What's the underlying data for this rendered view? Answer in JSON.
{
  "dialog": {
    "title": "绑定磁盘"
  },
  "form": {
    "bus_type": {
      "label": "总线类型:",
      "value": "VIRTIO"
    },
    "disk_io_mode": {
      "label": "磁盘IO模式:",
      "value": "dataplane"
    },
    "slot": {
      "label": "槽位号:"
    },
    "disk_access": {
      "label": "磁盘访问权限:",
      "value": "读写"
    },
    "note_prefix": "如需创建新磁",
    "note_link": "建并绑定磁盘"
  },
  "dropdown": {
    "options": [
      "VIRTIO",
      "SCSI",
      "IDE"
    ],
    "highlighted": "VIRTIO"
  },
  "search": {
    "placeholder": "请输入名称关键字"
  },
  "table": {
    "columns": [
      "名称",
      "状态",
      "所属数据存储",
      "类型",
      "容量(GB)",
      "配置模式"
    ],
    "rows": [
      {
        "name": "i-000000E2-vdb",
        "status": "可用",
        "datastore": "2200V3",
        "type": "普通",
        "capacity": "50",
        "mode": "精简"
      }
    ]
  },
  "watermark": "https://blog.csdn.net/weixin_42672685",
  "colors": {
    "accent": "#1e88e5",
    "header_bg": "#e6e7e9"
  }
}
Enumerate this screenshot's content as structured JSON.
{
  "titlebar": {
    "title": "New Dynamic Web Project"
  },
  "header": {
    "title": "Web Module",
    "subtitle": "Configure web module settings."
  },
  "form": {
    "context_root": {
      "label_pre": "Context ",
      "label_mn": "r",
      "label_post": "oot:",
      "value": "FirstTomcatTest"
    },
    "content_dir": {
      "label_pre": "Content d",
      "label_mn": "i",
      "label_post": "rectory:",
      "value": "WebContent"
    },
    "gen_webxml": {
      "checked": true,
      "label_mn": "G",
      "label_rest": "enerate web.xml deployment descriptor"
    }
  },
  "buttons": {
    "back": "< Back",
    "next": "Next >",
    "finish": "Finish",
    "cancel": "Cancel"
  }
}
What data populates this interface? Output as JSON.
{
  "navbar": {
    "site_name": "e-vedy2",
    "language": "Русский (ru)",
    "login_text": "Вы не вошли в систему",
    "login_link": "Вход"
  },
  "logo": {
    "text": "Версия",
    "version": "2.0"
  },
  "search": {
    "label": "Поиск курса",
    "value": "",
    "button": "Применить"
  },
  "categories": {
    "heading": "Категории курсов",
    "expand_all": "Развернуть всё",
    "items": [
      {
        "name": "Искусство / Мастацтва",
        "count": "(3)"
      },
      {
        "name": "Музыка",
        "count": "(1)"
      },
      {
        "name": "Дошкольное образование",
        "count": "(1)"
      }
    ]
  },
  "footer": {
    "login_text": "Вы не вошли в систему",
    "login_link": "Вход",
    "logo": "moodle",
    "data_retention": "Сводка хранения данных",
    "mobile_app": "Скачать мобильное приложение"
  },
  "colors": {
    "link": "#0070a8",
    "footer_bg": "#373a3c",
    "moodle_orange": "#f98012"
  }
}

━━━━━━━━

■ **Stated exercise**: From the data above, copy each line that has the string "JSON".

■ **Task answer**:
What's the underlying data for this rendered view? Answer in JSON.
Enumerate this screenshot's content as structured JSON.
What data populates this interface? Output as JSON.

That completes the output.